** Do this **
Which lines include the word "JSON"? Copy each of them.

** Records supplied **
______

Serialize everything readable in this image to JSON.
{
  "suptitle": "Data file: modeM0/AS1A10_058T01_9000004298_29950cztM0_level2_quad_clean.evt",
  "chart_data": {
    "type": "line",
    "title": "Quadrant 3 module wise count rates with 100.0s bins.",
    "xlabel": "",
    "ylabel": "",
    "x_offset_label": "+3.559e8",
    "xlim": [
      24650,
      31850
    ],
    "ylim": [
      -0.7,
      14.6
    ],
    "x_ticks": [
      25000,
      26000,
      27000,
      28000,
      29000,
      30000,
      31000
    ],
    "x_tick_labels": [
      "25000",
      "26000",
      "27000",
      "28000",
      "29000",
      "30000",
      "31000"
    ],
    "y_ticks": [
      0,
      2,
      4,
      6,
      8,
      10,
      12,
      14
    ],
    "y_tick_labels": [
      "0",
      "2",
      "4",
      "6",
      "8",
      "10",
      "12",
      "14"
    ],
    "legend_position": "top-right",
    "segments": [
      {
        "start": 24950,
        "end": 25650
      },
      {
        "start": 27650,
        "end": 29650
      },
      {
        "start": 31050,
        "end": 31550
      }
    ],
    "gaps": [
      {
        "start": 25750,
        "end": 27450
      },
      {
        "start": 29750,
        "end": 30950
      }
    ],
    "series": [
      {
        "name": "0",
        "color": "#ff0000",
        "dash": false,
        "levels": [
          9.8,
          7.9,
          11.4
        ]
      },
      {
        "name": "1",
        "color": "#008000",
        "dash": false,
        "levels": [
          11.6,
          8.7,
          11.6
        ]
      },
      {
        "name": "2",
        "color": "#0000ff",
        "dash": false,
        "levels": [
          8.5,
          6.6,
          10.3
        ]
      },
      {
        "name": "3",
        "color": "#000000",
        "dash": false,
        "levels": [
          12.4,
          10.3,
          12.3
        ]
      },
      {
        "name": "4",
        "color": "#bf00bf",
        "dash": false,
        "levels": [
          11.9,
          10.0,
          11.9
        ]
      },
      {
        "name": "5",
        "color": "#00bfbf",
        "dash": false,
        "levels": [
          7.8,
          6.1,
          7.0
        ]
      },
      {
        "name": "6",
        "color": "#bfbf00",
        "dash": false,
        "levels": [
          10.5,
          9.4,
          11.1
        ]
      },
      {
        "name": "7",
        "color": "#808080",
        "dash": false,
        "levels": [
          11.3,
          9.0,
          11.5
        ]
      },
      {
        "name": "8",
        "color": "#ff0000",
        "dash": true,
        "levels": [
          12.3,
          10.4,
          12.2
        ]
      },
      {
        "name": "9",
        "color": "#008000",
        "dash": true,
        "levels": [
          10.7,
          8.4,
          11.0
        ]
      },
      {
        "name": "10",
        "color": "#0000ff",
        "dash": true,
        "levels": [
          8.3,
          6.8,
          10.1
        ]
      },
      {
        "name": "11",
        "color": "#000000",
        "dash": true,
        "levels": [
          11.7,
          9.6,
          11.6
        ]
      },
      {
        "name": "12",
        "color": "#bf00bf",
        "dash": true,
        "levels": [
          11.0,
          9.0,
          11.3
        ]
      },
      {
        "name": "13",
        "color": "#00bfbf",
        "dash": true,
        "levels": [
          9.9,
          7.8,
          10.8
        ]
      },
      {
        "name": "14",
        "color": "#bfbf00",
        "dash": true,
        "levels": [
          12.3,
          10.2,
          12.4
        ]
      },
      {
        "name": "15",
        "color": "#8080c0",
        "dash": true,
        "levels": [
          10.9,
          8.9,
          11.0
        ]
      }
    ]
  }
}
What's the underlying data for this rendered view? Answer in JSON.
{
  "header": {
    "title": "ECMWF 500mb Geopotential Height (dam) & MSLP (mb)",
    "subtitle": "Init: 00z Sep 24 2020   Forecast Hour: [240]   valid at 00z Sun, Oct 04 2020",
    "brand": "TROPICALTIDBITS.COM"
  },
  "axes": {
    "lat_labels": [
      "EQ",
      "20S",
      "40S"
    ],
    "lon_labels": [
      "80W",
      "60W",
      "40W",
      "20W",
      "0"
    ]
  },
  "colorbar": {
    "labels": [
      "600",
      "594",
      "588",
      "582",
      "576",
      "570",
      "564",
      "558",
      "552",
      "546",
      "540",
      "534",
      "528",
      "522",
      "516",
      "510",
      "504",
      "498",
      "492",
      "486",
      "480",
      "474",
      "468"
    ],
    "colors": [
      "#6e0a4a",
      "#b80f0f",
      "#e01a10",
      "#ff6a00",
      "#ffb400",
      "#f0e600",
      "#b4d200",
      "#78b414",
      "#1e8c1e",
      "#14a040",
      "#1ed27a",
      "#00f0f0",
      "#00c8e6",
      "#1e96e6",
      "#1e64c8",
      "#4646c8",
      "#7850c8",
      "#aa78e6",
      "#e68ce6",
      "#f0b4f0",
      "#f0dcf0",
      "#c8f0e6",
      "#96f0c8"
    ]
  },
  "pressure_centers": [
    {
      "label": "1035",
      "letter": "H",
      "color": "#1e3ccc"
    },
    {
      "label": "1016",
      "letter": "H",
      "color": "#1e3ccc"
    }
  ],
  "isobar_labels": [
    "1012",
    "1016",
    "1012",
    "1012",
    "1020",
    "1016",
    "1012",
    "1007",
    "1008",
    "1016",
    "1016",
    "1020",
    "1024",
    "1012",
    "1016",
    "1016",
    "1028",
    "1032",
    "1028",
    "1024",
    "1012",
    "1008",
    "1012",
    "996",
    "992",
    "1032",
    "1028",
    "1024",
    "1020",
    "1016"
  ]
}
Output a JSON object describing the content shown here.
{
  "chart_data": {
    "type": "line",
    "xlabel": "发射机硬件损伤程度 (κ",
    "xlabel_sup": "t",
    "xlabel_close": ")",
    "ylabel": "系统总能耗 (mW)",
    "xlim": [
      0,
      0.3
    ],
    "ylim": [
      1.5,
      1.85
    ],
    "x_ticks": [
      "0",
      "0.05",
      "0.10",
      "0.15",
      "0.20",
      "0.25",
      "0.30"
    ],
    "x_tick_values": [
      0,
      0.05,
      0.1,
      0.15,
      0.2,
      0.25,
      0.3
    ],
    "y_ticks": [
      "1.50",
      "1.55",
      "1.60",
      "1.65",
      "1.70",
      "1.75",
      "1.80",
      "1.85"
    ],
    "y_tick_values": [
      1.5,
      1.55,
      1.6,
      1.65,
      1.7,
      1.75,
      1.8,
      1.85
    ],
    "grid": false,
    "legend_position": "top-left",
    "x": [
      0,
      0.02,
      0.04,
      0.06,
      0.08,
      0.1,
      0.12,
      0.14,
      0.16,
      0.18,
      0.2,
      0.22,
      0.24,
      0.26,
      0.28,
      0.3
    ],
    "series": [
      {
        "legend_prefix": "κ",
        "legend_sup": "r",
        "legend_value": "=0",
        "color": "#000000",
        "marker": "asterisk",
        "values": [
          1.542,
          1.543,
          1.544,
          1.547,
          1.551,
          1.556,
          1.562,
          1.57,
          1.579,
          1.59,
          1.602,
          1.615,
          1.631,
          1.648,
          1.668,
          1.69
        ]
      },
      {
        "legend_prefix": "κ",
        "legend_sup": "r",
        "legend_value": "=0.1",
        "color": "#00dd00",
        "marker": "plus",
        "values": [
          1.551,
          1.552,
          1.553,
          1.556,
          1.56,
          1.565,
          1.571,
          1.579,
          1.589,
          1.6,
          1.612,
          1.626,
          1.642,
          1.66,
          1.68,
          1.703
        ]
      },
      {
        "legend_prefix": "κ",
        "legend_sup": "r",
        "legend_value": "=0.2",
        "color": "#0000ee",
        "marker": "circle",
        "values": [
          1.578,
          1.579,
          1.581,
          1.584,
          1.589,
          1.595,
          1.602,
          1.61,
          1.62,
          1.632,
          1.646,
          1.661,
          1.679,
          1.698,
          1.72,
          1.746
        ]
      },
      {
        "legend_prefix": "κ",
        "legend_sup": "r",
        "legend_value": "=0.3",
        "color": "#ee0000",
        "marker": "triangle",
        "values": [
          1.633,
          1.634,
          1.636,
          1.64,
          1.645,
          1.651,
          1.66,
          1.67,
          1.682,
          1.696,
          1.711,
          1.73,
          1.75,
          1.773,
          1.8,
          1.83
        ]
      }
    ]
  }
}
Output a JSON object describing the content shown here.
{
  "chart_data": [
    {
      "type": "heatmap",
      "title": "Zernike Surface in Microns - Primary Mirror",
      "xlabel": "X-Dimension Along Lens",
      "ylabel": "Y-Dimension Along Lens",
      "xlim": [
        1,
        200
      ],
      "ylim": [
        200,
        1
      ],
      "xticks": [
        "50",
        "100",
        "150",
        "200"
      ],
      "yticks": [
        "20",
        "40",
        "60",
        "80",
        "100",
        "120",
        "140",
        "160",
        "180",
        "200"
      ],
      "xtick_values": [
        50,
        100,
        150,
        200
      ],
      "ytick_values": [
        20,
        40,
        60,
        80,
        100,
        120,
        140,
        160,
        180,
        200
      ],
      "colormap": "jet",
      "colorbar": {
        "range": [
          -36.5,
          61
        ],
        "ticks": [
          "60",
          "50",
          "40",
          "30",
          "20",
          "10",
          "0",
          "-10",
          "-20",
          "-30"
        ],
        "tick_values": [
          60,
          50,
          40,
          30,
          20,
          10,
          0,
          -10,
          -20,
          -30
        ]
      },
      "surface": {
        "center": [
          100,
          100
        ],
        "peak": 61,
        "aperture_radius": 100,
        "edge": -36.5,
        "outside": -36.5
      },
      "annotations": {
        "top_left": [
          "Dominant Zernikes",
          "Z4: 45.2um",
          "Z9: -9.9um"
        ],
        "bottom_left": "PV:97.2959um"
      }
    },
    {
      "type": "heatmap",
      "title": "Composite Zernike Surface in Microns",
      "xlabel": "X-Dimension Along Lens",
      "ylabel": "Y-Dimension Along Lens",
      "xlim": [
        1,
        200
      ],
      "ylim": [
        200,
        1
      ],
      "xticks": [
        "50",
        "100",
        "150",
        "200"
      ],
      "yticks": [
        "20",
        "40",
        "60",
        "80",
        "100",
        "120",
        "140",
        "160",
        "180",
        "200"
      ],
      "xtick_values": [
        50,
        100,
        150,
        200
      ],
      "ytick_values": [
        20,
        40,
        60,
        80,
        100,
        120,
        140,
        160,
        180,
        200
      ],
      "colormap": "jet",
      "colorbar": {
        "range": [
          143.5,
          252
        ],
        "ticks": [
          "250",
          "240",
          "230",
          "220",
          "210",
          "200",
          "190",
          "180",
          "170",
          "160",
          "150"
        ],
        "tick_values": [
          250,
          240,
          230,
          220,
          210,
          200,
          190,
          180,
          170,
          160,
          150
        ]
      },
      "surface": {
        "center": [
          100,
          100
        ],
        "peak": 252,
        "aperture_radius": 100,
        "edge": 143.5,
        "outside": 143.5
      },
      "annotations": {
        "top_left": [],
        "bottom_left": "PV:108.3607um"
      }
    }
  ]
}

______

** Complete answer **
Serialize everything readable in this image to JSON.
What's the underlying data for this rendered view? Answer in JSON.
Output a JSON object describing the content shown here.
Output a JSON object describing the content shown here.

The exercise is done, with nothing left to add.